2.8 MBS 351: Determining the relationship of non-specific amplicons of EFB PCR to the bacteria fauna of New Zealand honey bees

Programme Title: Determining the relationship of non-specific amplicons of EFB PCR to the bacteria fauna of New Zealand honey bees
Programme Leader: K.M.Tham (MAS320)
Institution: National Centre for Disease Investigation

Summary

A diverse microflora of microbes (56 bacteria and one yeast) was detected from 20 honey bee larvae. Tests using standard bacteriological biochemistry and advanced molecular techniques showed that the Bacillus sp. And the Lactobacillus sp were closely related to M pluton with respect to their bacterial 16S rRNA gene and could have been responsible for producing the non-specific amplicons seen in the EFB PCR.

Background

The goal of the project was to determine the relationship of the non-specific amplicons of the M pluton PCR with the bacteria microflora of the New Zealand honey bee larvae.

European foulbrood (EFB) is found on every continent, except in New Zealand, where honey bees are kept. A sensitive PCR assay for EFB developed and optimised at the former Central Animal Health Laboratory has been used on honey bee larvae in an EFB survey project. Preliminary results showed that all the bee larvae were free of Melissococcus pluton (M pluton), the organisms causing EFB. However, non-specific amplicons (PCR amplified fragments) of sizes different from the M pluton-specific amplicons were observed in some bee samples. Preliminary experiments using M pluton PCR assay and cycle sequencing of these non-specific amplicons were inconclusive as to the relationship between these amplicons and the template DNA of honey be larvae. This project aims to clarify the relationship of the non-specific amplicon with the honey bee larvae DNA by using molecular techniques such as PCR, cycle sequencing and phylogenetic analyses.

· · · ·

§ Complete the following:
1. In the honey bee PCR report, which institution is given for the programme?
2. Resume the honey bee PCR report after its last sentence.
The records have no connection to the honey bee PCR report.

§ Study material:
· · · ·

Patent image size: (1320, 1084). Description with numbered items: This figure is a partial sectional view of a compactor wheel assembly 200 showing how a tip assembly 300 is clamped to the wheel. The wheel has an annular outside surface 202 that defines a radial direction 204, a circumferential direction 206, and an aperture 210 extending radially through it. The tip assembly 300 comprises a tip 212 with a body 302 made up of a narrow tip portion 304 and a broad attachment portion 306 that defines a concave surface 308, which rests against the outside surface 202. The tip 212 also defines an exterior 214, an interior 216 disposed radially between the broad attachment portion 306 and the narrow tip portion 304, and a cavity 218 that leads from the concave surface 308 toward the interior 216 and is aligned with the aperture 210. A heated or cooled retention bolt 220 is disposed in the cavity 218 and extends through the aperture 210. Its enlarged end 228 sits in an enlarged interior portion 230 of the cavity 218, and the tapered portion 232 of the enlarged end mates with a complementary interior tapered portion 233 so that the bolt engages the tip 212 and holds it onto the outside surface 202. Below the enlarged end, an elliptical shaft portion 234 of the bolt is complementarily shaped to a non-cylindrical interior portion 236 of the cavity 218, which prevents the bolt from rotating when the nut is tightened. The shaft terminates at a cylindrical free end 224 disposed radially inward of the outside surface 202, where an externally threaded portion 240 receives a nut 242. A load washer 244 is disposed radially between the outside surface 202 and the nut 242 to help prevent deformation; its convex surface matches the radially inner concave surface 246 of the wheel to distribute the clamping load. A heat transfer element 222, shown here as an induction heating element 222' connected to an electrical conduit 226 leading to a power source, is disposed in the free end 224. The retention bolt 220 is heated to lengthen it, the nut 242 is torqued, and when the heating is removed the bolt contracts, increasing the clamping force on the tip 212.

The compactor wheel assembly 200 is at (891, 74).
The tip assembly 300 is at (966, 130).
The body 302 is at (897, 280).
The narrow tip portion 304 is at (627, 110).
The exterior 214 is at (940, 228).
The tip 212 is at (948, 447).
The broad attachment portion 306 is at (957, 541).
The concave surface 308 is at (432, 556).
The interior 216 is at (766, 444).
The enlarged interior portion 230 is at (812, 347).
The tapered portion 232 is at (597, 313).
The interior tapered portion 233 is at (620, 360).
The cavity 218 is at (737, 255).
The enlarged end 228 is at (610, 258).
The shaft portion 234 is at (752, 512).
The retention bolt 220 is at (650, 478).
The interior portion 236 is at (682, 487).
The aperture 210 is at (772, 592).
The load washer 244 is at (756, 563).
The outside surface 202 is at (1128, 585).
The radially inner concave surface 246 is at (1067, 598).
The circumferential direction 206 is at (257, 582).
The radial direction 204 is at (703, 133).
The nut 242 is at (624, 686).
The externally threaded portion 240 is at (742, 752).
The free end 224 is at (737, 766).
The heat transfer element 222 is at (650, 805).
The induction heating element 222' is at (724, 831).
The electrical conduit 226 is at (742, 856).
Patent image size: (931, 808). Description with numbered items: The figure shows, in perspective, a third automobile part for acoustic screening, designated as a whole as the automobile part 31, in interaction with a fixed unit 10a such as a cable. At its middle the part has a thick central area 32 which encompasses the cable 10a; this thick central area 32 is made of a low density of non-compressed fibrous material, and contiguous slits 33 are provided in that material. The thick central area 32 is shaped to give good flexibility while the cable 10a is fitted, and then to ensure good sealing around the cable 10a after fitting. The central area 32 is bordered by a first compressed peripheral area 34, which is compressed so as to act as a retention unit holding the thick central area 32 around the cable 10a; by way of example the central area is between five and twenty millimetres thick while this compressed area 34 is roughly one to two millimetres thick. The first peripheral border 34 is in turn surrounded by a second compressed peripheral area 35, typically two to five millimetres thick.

· · · ·

§ Answer section:
1. The National Centre for Disease Investigation.

2.
Approach & Outcomes

Bee samples

Twenty honey bee larvae collected from a previous M pluton survey project were selected for this study. Washed larvae were homogenised in sterile PBS and 50ul of the homogenate was plated on to two blood agar plates and incubated, one aerobically at 30oC or 37oC with 5 percent CO2 and the other anaerobically at 37oC. After one to three days of incubation, colonies were streaked out on to individual blood agar plates and subsequently single colony purified. Nine basic microbiological methods were used to identify the bacterial isolates. These were colony morphology, cell morphology, Gram reaction, catalase reaction, oxidase reaction, glucose metabolism, motility, presence of an endospore and the oxygen requirements. To further characterise the Gram negative bacteria, the Microbat system was employed.

Molecular analyses

Bacteria DNA was extracted using a modified procedure. Briefly, bacteria grown either in LB broth or blood agar plates were harvested after 24hrs of incubation, spun and the pellet was resuspended in sucrose buffer and incubated at 37oC for 10 min. 10ul each of mutanolysin (10,000U/mi) and lysozyme (10mg/ml) was added and the mixture was incubated at 37oC for 5 min. 50ul of lysis buffer, 18ul of 20 percent SDS, and 8ul of RNaseA (10mg/ml) were added, mixed by inversions and incubated at 37oC for 45min. DNA was extracted from the mixture using the commercial High Pure PCR Template Preparation kit. A pair of primers 5'-AGGAGGTGATCCAACCGC-3' (DG74) and 5'-AACTGGAGGAAGGTGGGGAY-3' (65ab), based on the published sequences of the bacterial 168S rRNA gene was constructed for use in a modified PCR. Briefly, a total volume of 50ul containing 5ul of bacterial DNA, 1U Taq DNA polymerase, 2.5mM MgCl2, 0.2uM each of dNTPs, 0.2uM of each of the sense (65ab) and antisense (DG74) primers in 1 x PCR buffer were prepared for each DNA. The mixture was then treated with 8-methoxypsoralen. With a programmable thermo-cycler, the mixtures were heated at 95oC for 2 min and amplified by 30 repetitive cycles of denaturation at 95oC for 30 sec, annealing at 55oC for 30 sec and extension at 72oC for 30 sec, with a final extension of 10 min. An aliquot of the PCR product was analysed by gel electrophoresis and visualised by ethidium bromide staining and UV transillumination. The remainder of the PCR product was purified and sequenced by cycling PCR using both DG74 and 65ab as the sequencing primers. Each nucleotide sequence was checked manually for readability. The nucleotide sequences were analysed using the WebAngis package (ANGIS, Australia).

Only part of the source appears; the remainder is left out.